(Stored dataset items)
'''

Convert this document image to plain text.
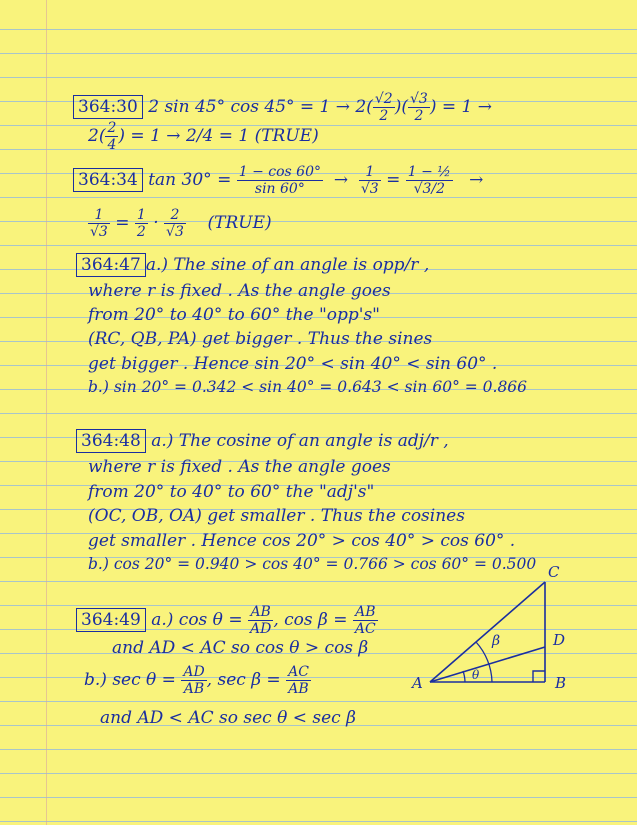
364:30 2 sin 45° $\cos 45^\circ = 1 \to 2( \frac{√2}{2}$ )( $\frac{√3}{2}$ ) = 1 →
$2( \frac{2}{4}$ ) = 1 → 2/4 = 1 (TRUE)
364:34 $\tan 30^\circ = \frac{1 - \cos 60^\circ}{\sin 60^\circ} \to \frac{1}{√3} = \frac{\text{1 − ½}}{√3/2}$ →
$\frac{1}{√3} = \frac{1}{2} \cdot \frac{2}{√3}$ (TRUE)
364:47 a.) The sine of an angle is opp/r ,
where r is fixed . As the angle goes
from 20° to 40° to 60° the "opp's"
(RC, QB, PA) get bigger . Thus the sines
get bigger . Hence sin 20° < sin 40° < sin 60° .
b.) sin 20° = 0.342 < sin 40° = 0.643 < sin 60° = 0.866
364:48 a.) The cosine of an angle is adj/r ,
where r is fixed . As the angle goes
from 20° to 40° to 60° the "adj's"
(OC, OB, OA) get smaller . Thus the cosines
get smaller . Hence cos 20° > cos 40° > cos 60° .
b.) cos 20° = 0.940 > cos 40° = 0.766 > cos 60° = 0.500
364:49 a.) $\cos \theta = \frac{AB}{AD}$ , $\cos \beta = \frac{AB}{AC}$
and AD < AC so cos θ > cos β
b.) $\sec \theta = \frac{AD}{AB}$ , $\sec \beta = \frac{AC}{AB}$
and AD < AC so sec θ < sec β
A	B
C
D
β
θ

'''

● EXERCISE BRIEF
Each entry must be retyped word for word, with every image omitted.

● RESPONSE TO THE EXERCISE
Convert this document image to plain text.
364:30 2 sin 45° $\cos 45^\circ = 1 \to 2( \frac{√2}{2}$ )( $\frac{√3}{2}$ ) = 1 →
$2( \frac{2}{4}$ ) = 1 → 2/4 = 1 (TRUE)
364:34 $\tan 30^\circ = \frac{1 - \cos 60^\circ}{\sin 60^\circ} \to \frac{1}{√3} = \frac{\text{1 − ½}}{√3/2}$ →
$\frac{1}{√3} = \frac{1}{2} \cdot \frac{2}{√3}$ (TRUE)
364:47 a.) The sine of an angle is opp/r ,
where r is fixed . As the angle goes
from 20° to 40° to 60° the "opp's"
(RC, QB, PA) get bigger . Thus the sines
get bigger . Hence sin 20° < sin 40° < sin 60° .
b.) sin 20° = 0.342 < sin 40° = 0.643 < sin 60° = 0.866
364:48 a.) The cosine of an angle is adj/r ,
where r is fixed . As the angle goes
from 20° to 40° to 60° the "adj's"
(OC, OB, OA) get smaller . Thus the cosines
get smaller . Hence cos 20° > cos 40° > cos 60° .
b.) cos 20° = 0.940 > cos 40° = 0.766 > cos 60° = 0.500
364:49 a.) $\cos \theta = \frac{AB}{AD}$ , $\cos \beta = \frac{AB}{AC}$
and AD < AC so cos θ > cos β
b.) $\sec \theta = \frac{AD}{AB}$ , $\sec \beta = \frac{AC}{AB}$
and AD < AC so sec θ < sec β
A	B
C
D
β
θ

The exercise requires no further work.